>> Start

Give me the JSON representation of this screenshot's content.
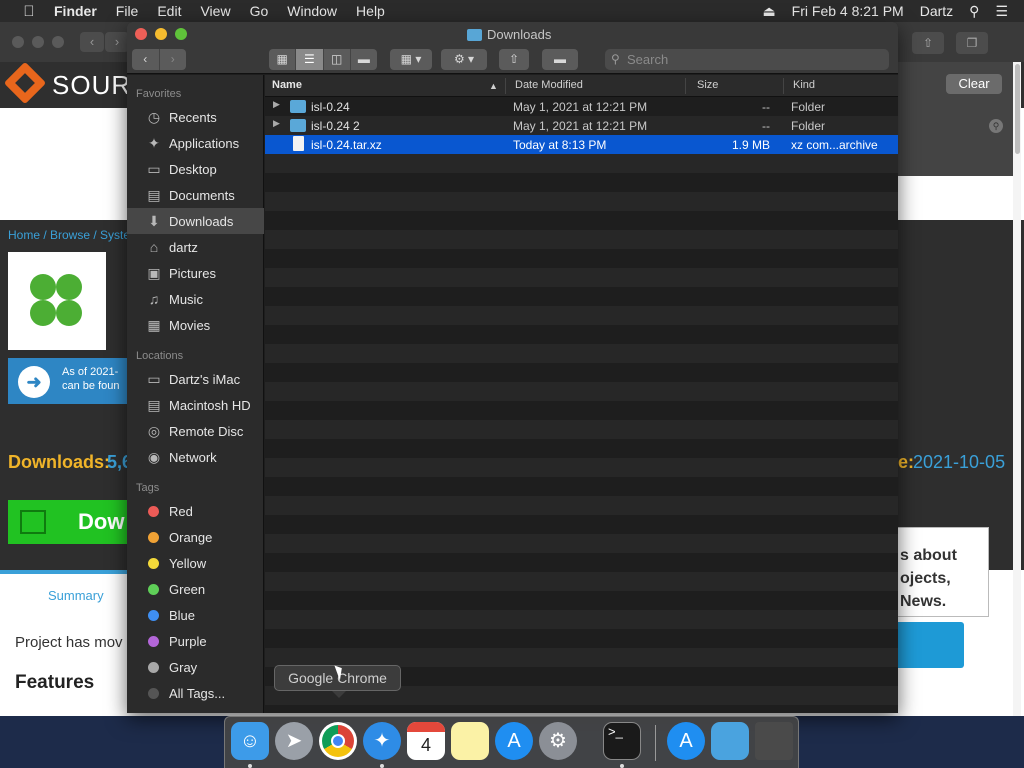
{
  "menubar": {
    "app": "Finder",
    "items": [
      "File",
      "Edit",
      "View",
      "Go",
      "Window",
      "Help"
    ],
    "datetime": "Fri Feb 4  8:21 PM",
    "user": "Dartz"
  },
  "browser": {
    "logo_text": "SOURC",
    "clear_label": "Clear",
    "breadcrumb": "Home / Browse / Syste",
    "notice_line1": "As of 2021-",
    "notice_line2": "can be foun",
    "downloads_label": "Downloads:",
    "downloads_count": "5,6",
    "date_label": "e:",
    "date_value": "2021-10-05",
    "download_button": "Dow",
    "summary_tab": "Summary",
    "project_text": "Project has mov",
    "features_heading": "Features",
    "news_line1": "s about",
    "news_line2": "ojects,",
    "news_line3": "News."
  },
  "finder": {
    "title": "Downloads",
    "search_placeholder": "Search",
    "sidebar": {
      "favorites_header": "Favorites",
      "favorites": [
        {
          "label": "Recents",
          "icon": "clock-icon"
        },
        {
          "label": "Applications",
          "icon": "applications-icon"
        },
        {
          "label": "Desktop",
          "icon": "desktop-icon"
        },
        {
          "label": "Documents",
          "icon": "documents-icon"
        },
        {
          "label": "Downloads",
          "icon": "downloads-icon"
        },
        {
          "label": "dartz",
          "icon": "home-icon"
        },
        {
          "label": "Pictures",
          "icon": "camera-icon"
        },
        {
          "label": "Music",
          "icon": "music-icon"
        },
        {
          "label": "Movies",
          "icon": "film-icon"
        }
      ],
      "locations_header": "Locations",
      "locations": [
        {
          "label": "Dartz's iMac",
          "icon": "imac-icon"
        },
        {
          "label": "Macintosh HD",
          "icon": "hard-drive-icon"
        },
        {
          "label": "Remote Disc",
          "icon": "disc-icon"
        },
        {
          "label": "Network",
          "icon": "globe-icon"
        }
      ],
      "tags_header": "Tags",
      "tags": [
        {
          "label": "Red",
          "color": "#ec5b57"
        },
        {
          "label": "Orange",
          "color": "#f0a235"
        },
        {
          "label": "Yellow",
          "color": "#f3d93a"
        },
        {
          "label": "Green",
          "color": "#5fcf58"
        },
        {
          "label": "Blue",
          "color": "#3f8ff2"
        },
        {
          "label": "Purple",
          "color": "#b366d8"
        },
        {
          "label": "Gray",
          "color": "#a8a8a8"
        },
        {
          "label": "All Tags...",
          "color": "#555555"
        }
      ]
    },
    "columns": {
      "name": "Name",
      "date": "Date Modified",
      "size": "Size",
      "kind": "Kind"
    },
    "files": [
      {
        "name": "isl-0.24",
        "date": "May 1, 2021 at 12:21 PM",
        "size": "--",
        "kind": "Folder",
        "type": "folder"
      },
      {
        "name": "isl-0.24 2",
        "date": "May 1, 2021 at 12:21 PM",
        "size": "--",
        "kind": "Folder",
        "type": "folder"
      },
      {
        "name": "isl-0.24.tar.xz",
        "date": "Today at 8:13 PM",
        "size": "1.9 MB",
        "kind": "xz com...archive",
        "type": "archive",
        "selected": true
      }
    ]
  },
  "tooltip": "Google Chrome",
  "colors": {
    "selection": "#0957d0",
    "accent_blue": "#3aa0d8"
  }
}
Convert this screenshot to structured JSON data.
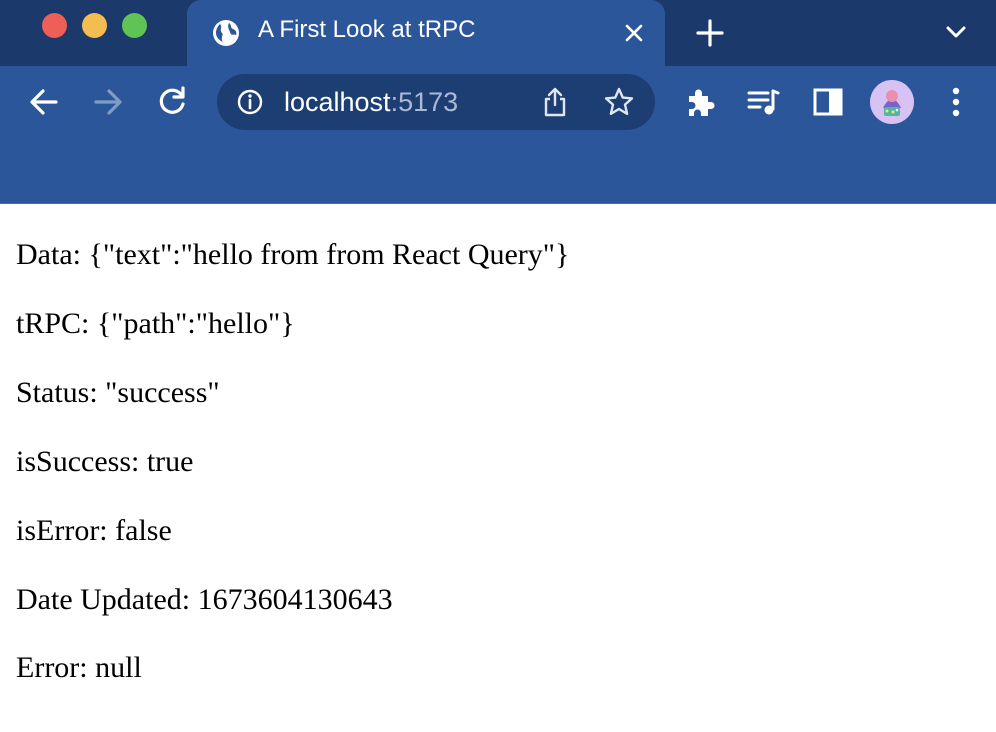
{
  "browser": {
    "tab": {
      "title": "A First Look at tRPC",
      "favicon": "globe-icon",
      "close": "×"
    },
    "omnibox": {
      "host": "localhost",
      "port": ":5173"
    },
    "colors": {
      "tab_strip": "#1b3a6b",
      "toolbar": "#2b5699",
      "omnibox": "#1d3e72",
      "close_light": "#ee5f57",
      "minimize_light": "#f4bd4f",
      "zoom_light": "#5fc454"
    }
  },
  "content": {
    "lines": [
      "Data: {\"text\":\"hello from from React Query\"}",
      "tRPC: {\"path\":\"hello\"}",
      "Status: \"success\"",
      "isSuccess: true",
      "isError: false",
      "Date Updated: 1673604130643",
      "Error: null"
    ]
  }
}
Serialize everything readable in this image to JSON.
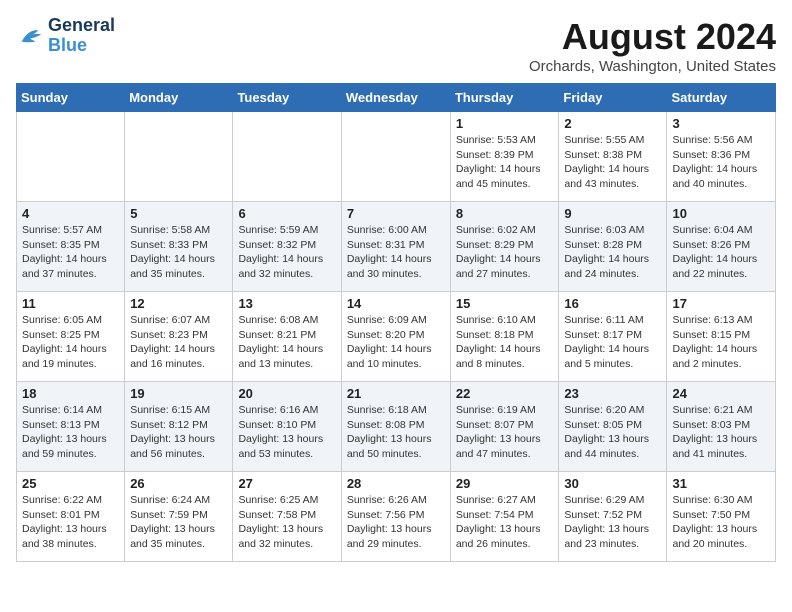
{
  "logo": {
    "line1": "General",
    "line2": "Blue"
  },
  "title": "August 2024",
  "location": "Orchards, Washington, United States",
  "days_header": [
    "Sunday",
    "Monday",
    "Tuesday",
    "Wednesday",
    "Thursday",
    "Friday",
    "Saturday"
  ],
  "weeks": [
    [
      {
        "day": "",
        "info": ""
      },
      {
        "day": "",
        "info": ""
      },
      {
        "day": "",
        "info": ""
      },
      {
        "day": "",
        "info": ""
      },
      {
        "day": "1",
        "info": "Sunrise: 5:53 AM\nSunset: 8:39 PM\nDaylight: 14 hours\nand 45 minutes."
      },
      {
        "day": "2",
        "info": "Sunrise: 5:55 AM\nSunset: 8:38 PM\nDaylight: 14 hours\nand 43 minutes."
      },
      {
        "day": "3",
        "info": "Sunrise: 5:56 AM\nSunset: 8:36 PM\nDaylight: 14 hours\nand 40 minutes."
      }
    ],
    [
      {
        "day": "4",
        "info": "Sunrise: 5:57 AM\nSunset: 8:35 PM\nDaylight: 14 hours\nand 37 minutes."
      },
      {
        "day": "5",
        "info": "Sunrise: 5:58 AM\nSunset: 8:33 PM\nDaylight: 14 hours\nand 35 minutes."
      },
      {
        "day": "6",
        "info": "Sunrise: 5:59 AM\nSunset: 8:32 PM\nDaylight: 14 hours\nand 32 minutes."
      },
      {
        "day": "7",
        "info": "Sunrise: 6:00 AM\nSunset: 8:31 PM\nDaylight: 14 hours\nand 30 minutes."
      },
      {
        "day": "8",
        "info": "Sunrise: 6:02 AM\nSunset: 8:29 PM\nDaylight: 14 hours\nand 27 minutes."
      },
      {
        "day": "9",
        "info": "Sunrise: 6:03 AM\nSunset: 8:28 PM\nDaylight: 14 hours\nand 24 minutes."
      },
      {
        "day": "10",
        "info": "Sunrise: 6:04 AM\nSunset: 8:26 PM\nDaylight: 14 hours\nand 22 minutes."
      }
    ],
    [
      {
        "day": "11",
        "info": "Sunrise: 6:05 AM\nSunset: 8:25 PM\nDaylight: 14 hours\nand 19 minutes."
      },
      {
        "day": "12",
        "info": "Sunrise: 6:07 AM\nSunset: 8:23 PM\nDaylight: 14 hours\nand 16 minutes."
      },
      {
        "day": "13",
        "info": "Sunrise: 6:08 AM\nSunset: 8:21 PM\nDaylight: 14 hours\nand 13 minutes."
      },
      {
        "day": "14",
        "info": "Sunrise: 6:09 AM\nSunset: 8:20 PM\nDaylight: 14 hours\nand 10 minutes."
      },
      {
        "day": "15",
        "info": "Sunrise: 6:10 AM\nSunset: 8:18 PM\nDaylight: 14 hours\nand 8 minutes."
      },
      {
        "day": "16",
        "info": "Sunrise: 6:11 AM\nSunset: 8:17 PM\nDaylight: 14 hours\nand 5 minutes."
      },
      {
        "day": "17",
        "info": "Sunrise: 6:13 AM\nSunset: 8:15 PM\nDaylight: 14 hours\nand 2 minutes."
      }
    ],
    [
      {
        "day": "18",
        "info": "Sunrise: 6:14 AM\nSunset: 8:13 PM\nDaylight: 13 hours\nand 59 minutes."
      },
      {
        "day": "19",
        "info": "Sunrise: 6:15 AM\nSunset: 8:12 PM\nDaylight: 13 hours\nand 56 minutes."
      },
      {
        "day": "20",
        "info": "Sunrise: 6:16 AM\nSunset: 8:10 PM\nDaylight: 13 hours\nand 53 minutes."
      },
      {
        "day": "21",
        "info": "Sunrise: 6:18 AM\nSunset: 8:08 PM\nDaylight: 13 hours\nand 50 minutes."
      },
      {
        "day": "22",
        "info": "Sunrise: 6:19 AM\nSunset: 8:07 PM\nDaylight: 13 hours\nand 47 minutes."
      },
      {
        "day": "23",
        "info": "Sunrise: 6:20 AM\nSunset: 8:05 PM\nDaylight: 13 hours\nand 44 minutes."
      },
      {
        "day": "24",
        "info": "Sunrise: 6:21 AM\nSunset: 8:03 PM\nDaylight: 13 hours\nand 41 minutes."
      }
    ],
    [
      {
        "day": "25",
        "info": "Sunrise: 6:22 AM\nSunset: 8:01 PM\nDaylight: 13 hours\nand 38 minutes."
      },
      {
        "day": "26",
        "info": "Sunrise: 6:24 AM\nSunset: 7:59 PM\nDaylight: 13 hours\nand 35 minutes."
      },
      {
        "day": "27",
        "info": "Sunrise: 6:25 AM\nSunset: 7:58 PM\nDaylight: 13 hours\nand 32 minutes."
      },
      {
        "day": "28",
        "info": "Sunrise: 6:26 AM\nSunset: 7:56 PM\nDaylight: 13 hours\nand 29 minutes."
      },
      {
        "day": "29",
        "info": "Sunrise: 6:27 AM\nSunset: 7:54 PM\nDaylight: 13 hours\nand 26 minutes."
      },
      {
        "day": "30",
        "info": "Sunrise: 6:29 AM\nSunset: 7:52 PM\nDaylight: 13 hours\nand 23 minutes."
      },
      {
        "day": "31",
        "info": "Sunrise: 6:30 AM\nSunset: 7:50 PM\nDaylight: 13 hours\nand 20 minutes."
      }
    ]
  ]
}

>> End

Filter the listing above by the word "content"; copy each line that passes.

Give me the JSON representation of this screenshot's content.
  "content": {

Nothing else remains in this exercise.